• [PROBLEM]
Count the lines below that contain the word "不符合题意", and report only that number.

• [TASK DATA]
┄┄┄┄┄┄┄┄┄┄

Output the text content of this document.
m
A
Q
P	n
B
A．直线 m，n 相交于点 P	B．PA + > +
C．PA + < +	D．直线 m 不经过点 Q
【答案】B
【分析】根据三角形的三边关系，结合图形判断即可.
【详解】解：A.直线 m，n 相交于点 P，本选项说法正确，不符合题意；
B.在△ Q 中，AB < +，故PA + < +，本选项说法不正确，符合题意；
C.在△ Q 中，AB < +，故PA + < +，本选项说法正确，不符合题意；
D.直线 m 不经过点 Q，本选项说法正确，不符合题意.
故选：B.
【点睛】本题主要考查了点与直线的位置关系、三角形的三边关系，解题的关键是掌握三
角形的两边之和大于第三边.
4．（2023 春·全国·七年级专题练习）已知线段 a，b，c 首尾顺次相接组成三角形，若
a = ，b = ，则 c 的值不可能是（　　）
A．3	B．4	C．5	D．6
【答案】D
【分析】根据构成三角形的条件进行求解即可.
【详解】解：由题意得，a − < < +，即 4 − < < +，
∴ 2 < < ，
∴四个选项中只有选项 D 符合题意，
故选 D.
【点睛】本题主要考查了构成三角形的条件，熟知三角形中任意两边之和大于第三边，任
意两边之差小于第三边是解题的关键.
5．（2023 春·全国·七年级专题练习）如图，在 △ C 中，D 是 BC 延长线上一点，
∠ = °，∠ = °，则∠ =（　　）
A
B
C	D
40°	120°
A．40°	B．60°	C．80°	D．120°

┄┄┄┄┄┄┄┄┄┄

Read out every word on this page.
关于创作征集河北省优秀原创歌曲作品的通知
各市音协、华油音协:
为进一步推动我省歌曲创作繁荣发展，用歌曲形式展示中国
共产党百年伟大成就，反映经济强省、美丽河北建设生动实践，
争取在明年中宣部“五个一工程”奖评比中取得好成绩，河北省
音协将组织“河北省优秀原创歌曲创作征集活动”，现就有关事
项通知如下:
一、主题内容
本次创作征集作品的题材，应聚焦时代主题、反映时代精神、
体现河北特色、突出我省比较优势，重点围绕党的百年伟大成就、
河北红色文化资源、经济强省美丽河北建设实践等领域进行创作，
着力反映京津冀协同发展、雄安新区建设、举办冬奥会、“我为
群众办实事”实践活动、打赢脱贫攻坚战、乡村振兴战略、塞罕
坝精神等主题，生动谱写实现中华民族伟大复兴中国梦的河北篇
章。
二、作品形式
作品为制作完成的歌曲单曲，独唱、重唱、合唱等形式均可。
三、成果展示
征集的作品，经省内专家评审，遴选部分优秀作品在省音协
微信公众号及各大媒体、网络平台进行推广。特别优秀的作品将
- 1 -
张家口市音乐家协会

┄┄┄┄┄┄┄┄┄┄

• [REPLY]
3